┏━━

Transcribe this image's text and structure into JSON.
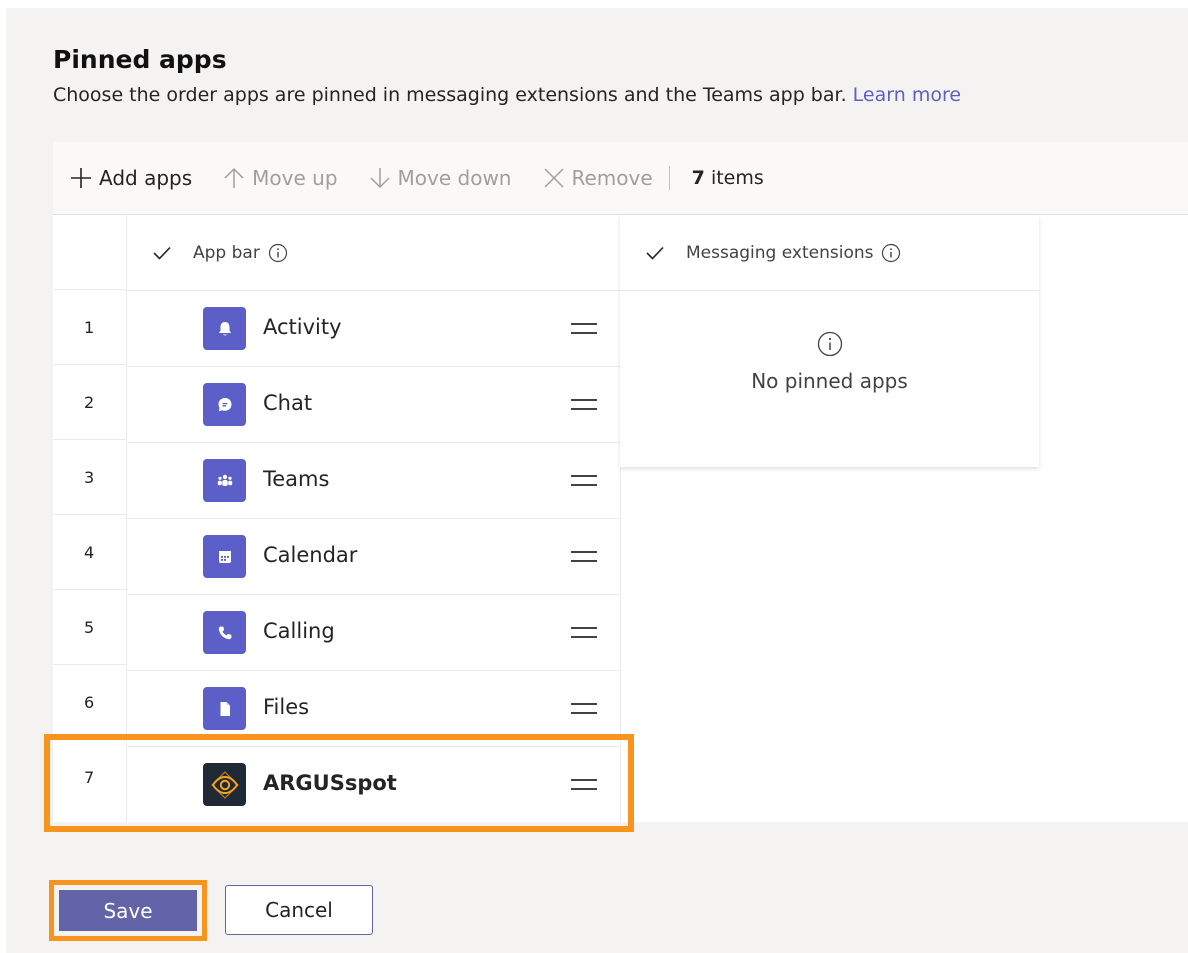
{
  "page": {
    "title": "Pinned apps",
    "subtitle": "Choose the order apps are pinned in messaging extensions and the Teams app bar.",
    "learn_more": "Learn more"
  },
  "toolbar": {
    "add_apps": "Add apps",
    "move_up": "Move up",
    "move_down": "Move down",
    "remove": "Remove",
    "count_number": "7",
    "count_label": "items"
  },
  "app_bar": {
    "header": "App bar",
    "rows": [
      {
        "num": "1",
        "name": "Activity",
        "icon": "bell-icon"
      },
      {
        "num": "2",
        "name": "Chat",
        "icon": "chat-icon"
      },
      {
        "num": "3",
        "name": "Teams",
        "icon": "teams-icon"
      },
      {
        "num": "4",
        "name": "Calendar",
        "icon": "calendar-icon"
      },
      {
        "num": "5",
        "name": "Calling",
        "icon": "phone-icon"
      },
      {
        "num": "6",
        "name": "Files",
        "icon": "file-icon"
      },
      {
        "num": "7",
        "name": "ARGUSspot",
        "icon": "argus-eye-icon"
      }
    ]
  },
  "messaging_extensions": {
    "header": "Messaging extensions",
    "empty_text": "No pinned apps"
  },
  "buttons": {
    "save": "Save",
    "cancel": "Cancel"
  },
  "colors": {
    "accent": "#6264a7",
    "app_icon": "#5b5fc7",
    "highlight": "#f7941d",
    "link": "#5b5fc7"
  }
}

┗━━

» Goal
Transcribe the material as is, with images omitted.

» Task answer
Transcribe this image's text and structure into JSON.
{
  "page": {
    "title": "Pinned apps",
    "subtitle": "Choose the order apps are pinned in messaging extensions and the Teams app bar.",
    "learn_more": "Learn more"
  },
  "toolbar": {
    "add_apps": "Add apps",
    "move_up": "Move up",
    "move_down": "Move down",
    "remove": "Remove",
    "count_number": "7",
    "count_label": "items"
  },
  "app_bar": {
    "header": "App bar",
    "rows": [
      {
        "num": "1",
        "name": "Activity",
        "icon": "bell-icon"
      },
      {
        "num": "2",
        "name": "Chat",
        "icon": "chat-icon"
      },
      {
        "num": "3",
        "name": "Teams",
        "icon": "teams-icon"
      },
      {
        "num": "4",
        "name": "Calendar",
        "icon": "calendar-icon"
      },
      {
        "num": "5",
        "name": "Calling",
        "icon": "phone-icon"
      },
      {
        "num": "6",
        "name": "Files",
        "icon": "file-icon"
      },
      {
        "num": "7",
        "name": "ARGUSspot",
        "icon": "argus-eye-icon"
      }
    ]
  },
  "messaging_extensions": {
    "header": "Messaging extensions",
    "empty_text": "No pinned apps"
  },
  "buttons": {
    "save": "Save",
    "cancel": "Cancel"
  },
  "colors": {
    "accent": "#6264a7",
    "app_icon": "#5b5fc7",
    "highlight": "#f7941d",
    "link": "#5b5fc7"
  }
}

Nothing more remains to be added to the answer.